> **Exercise requirements**
Copy out all lines with the word "Editar" in them.

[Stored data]
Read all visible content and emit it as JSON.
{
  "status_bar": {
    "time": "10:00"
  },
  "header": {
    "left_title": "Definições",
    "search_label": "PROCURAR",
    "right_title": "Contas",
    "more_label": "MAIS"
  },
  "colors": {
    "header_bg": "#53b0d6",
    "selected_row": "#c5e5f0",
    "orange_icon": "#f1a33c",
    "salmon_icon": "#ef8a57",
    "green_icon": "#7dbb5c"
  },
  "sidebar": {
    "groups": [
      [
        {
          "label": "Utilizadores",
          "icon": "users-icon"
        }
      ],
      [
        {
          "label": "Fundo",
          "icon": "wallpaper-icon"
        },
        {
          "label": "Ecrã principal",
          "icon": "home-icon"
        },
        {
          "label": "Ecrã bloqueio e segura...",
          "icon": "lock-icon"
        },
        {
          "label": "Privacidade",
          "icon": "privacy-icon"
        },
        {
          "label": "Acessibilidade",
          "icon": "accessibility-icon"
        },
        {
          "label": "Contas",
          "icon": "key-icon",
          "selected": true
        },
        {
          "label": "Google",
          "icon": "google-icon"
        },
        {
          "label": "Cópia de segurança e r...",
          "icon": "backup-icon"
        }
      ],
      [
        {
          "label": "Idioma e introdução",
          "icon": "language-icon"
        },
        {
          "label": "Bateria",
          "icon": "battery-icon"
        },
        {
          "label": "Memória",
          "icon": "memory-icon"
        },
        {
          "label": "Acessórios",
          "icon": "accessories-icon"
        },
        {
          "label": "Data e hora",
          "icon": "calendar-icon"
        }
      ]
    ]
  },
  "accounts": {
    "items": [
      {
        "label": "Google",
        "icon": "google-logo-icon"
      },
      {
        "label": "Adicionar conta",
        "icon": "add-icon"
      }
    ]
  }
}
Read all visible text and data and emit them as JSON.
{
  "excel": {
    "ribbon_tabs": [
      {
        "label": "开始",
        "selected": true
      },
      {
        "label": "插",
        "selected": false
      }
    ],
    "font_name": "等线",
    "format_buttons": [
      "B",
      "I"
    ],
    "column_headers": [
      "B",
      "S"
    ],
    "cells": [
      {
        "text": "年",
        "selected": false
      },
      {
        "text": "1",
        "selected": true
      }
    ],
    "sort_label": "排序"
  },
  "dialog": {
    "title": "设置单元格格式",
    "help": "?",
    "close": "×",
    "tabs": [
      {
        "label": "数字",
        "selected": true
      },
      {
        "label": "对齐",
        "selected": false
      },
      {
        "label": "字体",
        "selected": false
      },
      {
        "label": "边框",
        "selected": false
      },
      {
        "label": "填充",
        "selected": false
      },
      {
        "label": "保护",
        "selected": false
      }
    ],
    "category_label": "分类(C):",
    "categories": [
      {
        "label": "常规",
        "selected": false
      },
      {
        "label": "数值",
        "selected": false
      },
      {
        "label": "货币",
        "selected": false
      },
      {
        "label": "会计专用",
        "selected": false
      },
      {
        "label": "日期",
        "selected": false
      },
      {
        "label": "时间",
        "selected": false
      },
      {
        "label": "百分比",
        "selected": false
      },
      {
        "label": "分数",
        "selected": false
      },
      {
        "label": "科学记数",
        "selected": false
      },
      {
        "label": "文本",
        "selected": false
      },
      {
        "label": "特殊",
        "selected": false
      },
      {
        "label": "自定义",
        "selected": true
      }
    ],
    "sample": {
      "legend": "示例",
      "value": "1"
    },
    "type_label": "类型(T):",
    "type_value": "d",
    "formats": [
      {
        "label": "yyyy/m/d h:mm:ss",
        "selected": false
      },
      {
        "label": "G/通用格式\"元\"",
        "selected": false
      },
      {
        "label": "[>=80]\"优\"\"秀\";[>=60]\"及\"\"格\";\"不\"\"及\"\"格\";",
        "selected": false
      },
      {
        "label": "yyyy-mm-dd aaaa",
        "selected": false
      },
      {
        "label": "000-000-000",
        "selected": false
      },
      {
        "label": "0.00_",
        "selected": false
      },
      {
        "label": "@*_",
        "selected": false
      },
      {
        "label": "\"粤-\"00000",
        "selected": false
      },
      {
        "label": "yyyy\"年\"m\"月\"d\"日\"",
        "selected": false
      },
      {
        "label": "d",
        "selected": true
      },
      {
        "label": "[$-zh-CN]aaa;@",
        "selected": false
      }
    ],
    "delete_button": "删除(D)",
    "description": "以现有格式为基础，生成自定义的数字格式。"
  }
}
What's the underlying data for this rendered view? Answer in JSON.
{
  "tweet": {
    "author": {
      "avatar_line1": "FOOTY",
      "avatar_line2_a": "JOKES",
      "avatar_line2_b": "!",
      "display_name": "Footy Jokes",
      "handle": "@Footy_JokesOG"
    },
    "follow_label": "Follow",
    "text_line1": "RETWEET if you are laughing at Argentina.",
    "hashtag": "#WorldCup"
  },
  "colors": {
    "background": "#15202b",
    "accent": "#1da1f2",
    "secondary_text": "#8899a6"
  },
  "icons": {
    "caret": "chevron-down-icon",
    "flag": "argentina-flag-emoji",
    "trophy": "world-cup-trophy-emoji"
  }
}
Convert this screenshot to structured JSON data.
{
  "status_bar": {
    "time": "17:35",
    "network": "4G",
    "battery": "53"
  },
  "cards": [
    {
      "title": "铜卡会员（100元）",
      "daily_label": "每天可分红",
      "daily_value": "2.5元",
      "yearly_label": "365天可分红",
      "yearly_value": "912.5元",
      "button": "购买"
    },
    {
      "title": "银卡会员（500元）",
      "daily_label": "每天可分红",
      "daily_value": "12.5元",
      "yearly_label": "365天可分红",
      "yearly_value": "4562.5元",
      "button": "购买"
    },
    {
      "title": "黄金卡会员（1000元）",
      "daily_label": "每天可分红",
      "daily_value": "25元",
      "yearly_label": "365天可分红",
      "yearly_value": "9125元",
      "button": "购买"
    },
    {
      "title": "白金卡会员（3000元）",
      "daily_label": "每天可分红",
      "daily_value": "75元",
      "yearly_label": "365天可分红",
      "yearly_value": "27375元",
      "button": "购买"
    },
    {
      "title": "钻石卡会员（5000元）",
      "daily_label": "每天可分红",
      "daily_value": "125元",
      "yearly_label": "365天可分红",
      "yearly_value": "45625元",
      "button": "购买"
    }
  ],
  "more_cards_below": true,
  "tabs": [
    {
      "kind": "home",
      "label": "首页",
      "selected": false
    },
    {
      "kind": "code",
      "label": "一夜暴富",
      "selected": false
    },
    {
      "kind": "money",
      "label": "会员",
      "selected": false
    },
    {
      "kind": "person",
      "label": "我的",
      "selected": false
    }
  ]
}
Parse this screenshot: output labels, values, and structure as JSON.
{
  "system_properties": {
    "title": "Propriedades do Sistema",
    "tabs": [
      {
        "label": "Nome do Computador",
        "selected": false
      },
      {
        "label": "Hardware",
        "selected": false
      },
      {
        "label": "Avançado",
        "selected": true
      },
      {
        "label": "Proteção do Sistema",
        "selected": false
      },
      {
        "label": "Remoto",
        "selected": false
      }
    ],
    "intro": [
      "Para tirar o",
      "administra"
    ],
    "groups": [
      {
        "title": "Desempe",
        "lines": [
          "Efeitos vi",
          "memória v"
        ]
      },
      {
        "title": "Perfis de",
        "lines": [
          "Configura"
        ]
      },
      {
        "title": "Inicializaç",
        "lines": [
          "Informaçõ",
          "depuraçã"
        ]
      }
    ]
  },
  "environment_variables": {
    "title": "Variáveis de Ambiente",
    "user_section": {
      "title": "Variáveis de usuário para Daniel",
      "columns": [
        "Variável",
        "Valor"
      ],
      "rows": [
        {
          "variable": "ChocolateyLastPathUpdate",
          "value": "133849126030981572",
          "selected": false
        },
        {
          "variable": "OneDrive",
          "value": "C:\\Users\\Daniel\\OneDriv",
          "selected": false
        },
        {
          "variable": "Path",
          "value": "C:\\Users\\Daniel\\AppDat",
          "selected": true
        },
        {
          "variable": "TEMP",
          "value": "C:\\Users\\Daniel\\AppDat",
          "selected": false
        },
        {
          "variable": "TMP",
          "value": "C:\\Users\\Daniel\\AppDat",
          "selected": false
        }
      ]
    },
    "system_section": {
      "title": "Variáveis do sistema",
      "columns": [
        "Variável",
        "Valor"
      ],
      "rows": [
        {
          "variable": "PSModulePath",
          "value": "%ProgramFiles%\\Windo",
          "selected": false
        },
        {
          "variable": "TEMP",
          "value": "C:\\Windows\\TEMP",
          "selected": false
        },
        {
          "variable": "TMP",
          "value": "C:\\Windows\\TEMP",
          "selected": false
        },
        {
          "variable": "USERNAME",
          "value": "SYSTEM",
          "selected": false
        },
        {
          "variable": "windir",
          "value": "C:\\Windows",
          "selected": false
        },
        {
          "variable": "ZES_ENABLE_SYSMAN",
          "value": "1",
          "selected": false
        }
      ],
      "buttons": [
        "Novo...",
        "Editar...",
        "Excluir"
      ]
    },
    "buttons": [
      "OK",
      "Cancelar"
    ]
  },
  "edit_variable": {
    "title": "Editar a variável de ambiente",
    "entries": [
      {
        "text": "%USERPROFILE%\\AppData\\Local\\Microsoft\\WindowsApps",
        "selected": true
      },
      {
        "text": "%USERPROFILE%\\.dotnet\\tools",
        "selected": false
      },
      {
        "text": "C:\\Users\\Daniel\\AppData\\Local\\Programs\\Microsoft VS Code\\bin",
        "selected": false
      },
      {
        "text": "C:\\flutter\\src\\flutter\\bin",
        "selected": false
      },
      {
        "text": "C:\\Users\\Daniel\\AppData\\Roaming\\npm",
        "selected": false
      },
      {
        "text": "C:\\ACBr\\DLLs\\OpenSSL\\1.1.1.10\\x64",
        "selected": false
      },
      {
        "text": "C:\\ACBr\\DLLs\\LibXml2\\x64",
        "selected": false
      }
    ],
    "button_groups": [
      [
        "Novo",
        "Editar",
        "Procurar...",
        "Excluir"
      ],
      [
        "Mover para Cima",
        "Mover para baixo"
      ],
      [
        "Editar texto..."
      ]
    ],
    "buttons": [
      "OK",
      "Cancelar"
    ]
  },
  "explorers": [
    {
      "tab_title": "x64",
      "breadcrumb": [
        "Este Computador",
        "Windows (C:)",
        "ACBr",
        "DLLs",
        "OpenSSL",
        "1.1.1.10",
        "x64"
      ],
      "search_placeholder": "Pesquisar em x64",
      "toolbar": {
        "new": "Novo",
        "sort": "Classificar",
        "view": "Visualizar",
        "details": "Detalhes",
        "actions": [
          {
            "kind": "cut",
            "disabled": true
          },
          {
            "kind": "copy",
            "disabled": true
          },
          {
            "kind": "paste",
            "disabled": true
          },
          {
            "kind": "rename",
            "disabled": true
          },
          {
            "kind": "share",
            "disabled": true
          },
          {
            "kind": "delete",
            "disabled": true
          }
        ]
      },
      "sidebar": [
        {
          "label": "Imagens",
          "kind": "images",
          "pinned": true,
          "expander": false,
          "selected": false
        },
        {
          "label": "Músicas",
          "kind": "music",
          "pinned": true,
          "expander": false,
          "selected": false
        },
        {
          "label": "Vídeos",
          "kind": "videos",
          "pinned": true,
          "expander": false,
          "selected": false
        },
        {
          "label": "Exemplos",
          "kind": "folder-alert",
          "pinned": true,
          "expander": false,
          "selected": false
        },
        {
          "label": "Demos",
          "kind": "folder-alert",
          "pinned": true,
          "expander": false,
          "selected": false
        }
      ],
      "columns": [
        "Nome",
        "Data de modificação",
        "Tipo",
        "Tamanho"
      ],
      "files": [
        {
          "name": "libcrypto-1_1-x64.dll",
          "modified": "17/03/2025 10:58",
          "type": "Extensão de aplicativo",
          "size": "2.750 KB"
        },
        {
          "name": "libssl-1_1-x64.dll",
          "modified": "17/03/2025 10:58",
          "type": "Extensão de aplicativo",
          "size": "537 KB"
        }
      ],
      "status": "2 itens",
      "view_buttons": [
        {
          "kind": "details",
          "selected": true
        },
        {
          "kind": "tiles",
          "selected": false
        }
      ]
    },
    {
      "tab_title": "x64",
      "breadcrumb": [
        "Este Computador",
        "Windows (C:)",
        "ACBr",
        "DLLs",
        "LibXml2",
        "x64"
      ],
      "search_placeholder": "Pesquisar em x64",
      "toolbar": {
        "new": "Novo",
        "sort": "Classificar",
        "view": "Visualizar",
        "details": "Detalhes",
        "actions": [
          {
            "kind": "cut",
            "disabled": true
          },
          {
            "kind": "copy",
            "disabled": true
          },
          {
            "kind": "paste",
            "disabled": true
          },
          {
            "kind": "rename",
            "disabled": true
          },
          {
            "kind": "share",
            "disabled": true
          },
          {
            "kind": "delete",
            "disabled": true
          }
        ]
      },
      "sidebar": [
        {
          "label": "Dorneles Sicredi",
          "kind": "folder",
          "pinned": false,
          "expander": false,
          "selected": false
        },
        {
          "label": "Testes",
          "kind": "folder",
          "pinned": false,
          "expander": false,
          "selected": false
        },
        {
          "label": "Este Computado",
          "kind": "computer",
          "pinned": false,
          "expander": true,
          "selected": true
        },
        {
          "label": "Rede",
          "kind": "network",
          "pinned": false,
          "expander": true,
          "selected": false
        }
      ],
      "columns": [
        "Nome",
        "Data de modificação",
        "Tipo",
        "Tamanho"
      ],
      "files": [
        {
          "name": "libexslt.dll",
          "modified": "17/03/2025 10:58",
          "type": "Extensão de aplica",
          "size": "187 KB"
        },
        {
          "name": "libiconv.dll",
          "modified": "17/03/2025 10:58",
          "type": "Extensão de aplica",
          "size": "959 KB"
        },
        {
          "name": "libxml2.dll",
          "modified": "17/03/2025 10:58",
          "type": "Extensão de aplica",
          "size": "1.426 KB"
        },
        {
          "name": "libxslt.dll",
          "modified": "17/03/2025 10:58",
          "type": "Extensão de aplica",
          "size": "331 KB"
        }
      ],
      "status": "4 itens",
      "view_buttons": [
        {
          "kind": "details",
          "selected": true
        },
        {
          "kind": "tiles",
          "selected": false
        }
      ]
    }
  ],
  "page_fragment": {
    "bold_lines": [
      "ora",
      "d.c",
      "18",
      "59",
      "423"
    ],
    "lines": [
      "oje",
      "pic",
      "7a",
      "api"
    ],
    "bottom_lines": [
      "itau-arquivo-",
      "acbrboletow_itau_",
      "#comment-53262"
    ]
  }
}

> **Solved exercise**
        "Editar...",
    "title": "Editar a variável de ambiente",
        "Editar",
        "Editar texto..."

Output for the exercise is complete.